* _What you are asked to do_:
Reproduce each line that includes the word "text".

Data listing:
.....

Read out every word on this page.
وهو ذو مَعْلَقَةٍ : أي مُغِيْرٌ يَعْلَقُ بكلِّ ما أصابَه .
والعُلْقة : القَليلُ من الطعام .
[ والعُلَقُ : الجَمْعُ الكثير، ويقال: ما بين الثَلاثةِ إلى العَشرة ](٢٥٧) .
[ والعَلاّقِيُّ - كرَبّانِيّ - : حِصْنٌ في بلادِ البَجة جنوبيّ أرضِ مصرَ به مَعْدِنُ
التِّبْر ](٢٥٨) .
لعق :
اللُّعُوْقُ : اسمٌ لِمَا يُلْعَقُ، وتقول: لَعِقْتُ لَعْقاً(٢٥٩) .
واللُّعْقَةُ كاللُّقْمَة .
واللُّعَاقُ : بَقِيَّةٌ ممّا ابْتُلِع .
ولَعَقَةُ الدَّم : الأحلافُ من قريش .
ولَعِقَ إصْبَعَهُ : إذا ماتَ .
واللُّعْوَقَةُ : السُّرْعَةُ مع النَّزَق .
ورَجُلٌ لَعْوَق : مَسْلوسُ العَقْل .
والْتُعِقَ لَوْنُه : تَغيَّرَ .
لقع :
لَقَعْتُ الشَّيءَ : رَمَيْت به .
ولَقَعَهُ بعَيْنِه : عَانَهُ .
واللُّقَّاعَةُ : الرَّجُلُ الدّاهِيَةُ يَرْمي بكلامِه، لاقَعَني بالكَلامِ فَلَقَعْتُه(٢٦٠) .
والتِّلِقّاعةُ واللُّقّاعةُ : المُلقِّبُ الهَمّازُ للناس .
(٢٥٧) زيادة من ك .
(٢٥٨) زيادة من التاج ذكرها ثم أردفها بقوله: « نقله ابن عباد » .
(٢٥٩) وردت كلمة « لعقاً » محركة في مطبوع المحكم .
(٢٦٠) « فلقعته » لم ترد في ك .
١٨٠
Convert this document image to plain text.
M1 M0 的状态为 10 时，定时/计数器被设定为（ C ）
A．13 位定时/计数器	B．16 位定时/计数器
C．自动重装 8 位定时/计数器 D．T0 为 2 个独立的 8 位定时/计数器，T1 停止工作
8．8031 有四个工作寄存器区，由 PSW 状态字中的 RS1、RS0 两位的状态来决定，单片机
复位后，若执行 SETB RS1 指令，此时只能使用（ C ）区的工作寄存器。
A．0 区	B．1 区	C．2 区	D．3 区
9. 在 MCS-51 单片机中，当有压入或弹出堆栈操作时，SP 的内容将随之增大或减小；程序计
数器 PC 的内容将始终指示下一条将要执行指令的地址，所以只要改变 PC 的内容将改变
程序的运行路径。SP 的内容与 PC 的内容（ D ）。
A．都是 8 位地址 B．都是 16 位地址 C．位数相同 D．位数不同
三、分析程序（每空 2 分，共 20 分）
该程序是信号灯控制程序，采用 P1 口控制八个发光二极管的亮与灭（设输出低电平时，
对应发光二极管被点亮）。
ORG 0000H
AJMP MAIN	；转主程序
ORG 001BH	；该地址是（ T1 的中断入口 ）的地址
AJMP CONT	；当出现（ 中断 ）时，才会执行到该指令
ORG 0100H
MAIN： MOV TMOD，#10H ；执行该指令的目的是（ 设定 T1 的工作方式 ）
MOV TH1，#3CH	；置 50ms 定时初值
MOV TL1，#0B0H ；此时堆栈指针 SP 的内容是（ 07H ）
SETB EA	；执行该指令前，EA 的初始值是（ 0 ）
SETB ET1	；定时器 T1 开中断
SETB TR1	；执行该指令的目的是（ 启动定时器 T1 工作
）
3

.....

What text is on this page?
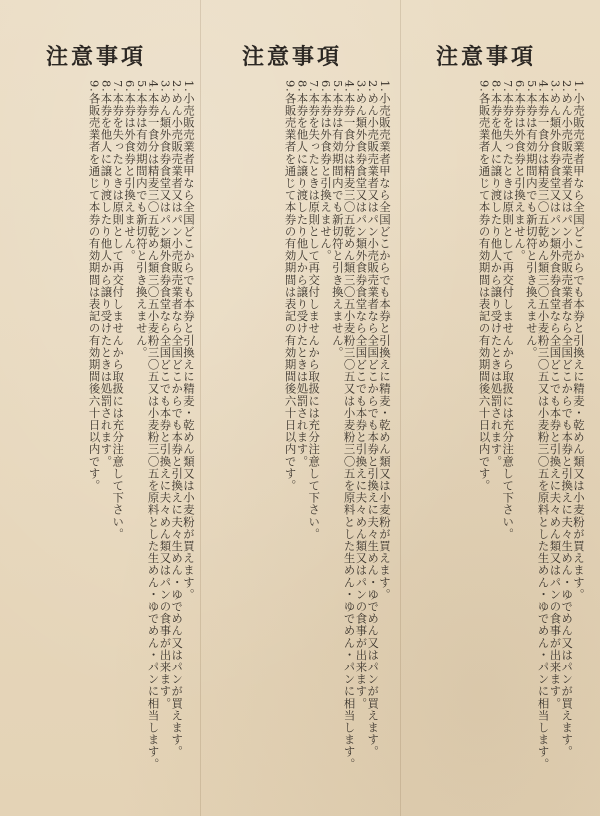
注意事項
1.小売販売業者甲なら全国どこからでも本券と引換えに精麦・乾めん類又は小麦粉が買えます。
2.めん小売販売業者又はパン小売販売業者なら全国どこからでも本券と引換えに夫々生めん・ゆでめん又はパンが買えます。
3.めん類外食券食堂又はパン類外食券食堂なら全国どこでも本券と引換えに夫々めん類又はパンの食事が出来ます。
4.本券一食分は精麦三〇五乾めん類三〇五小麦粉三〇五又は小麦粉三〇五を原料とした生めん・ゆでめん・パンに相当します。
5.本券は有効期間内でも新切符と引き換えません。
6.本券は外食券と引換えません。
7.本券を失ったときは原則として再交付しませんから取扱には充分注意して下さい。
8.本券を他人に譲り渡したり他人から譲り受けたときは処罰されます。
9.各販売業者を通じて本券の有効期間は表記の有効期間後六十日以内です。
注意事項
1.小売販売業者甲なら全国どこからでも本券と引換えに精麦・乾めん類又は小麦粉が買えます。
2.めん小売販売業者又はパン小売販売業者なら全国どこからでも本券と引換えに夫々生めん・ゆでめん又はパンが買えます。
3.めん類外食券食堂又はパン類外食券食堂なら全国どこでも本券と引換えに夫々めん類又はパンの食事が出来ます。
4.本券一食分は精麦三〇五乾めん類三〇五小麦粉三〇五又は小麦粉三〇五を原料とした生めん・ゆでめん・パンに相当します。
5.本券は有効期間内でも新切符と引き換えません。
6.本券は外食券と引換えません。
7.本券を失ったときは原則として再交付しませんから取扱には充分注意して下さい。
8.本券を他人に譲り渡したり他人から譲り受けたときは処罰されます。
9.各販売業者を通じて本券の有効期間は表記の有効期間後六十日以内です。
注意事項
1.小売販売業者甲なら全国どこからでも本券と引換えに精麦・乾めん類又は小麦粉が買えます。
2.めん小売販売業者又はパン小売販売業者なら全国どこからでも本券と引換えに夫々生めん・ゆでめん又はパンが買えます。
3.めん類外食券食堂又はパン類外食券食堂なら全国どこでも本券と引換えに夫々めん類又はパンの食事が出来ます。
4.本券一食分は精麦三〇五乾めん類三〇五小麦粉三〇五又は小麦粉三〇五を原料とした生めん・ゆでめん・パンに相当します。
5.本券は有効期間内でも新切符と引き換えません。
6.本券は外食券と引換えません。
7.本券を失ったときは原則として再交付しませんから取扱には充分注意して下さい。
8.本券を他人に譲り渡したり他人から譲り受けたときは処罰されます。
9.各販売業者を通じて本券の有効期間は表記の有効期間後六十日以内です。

.....

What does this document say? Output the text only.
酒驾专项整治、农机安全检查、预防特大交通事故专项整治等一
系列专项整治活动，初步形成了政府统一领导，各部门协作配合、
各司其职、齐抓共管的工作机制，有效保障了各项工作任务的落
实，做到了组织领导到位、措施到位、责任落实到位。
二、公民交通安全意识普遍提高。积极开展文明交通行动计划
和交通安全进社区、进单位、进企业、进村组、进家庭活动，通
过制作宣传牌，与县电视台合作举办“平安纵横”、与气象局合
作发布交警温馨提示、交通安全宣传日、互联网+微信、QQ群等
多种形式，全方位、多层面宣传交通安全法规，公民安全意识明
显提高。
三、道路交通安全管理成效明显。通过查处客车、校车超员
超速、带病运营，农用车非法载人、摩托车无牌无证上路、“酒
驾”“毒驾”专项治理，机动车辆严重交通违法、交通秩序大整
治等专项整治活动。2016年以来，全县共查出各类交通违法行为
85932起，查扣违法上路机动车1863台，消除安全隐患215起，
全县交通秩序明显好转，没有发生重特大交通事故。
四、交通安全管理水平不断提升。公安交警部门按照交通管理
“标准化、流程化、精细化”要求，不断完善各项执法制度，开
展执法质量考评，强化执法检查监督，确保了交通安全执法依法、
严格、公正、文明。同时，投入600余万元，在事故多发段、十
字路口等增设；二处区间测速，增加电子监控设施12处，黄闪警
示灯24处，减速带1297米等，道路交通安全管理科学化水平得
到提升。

.....

* _Output for this task_:
Convert this document image to plain text.
What text is on this page?
What does this document say? Output the text only.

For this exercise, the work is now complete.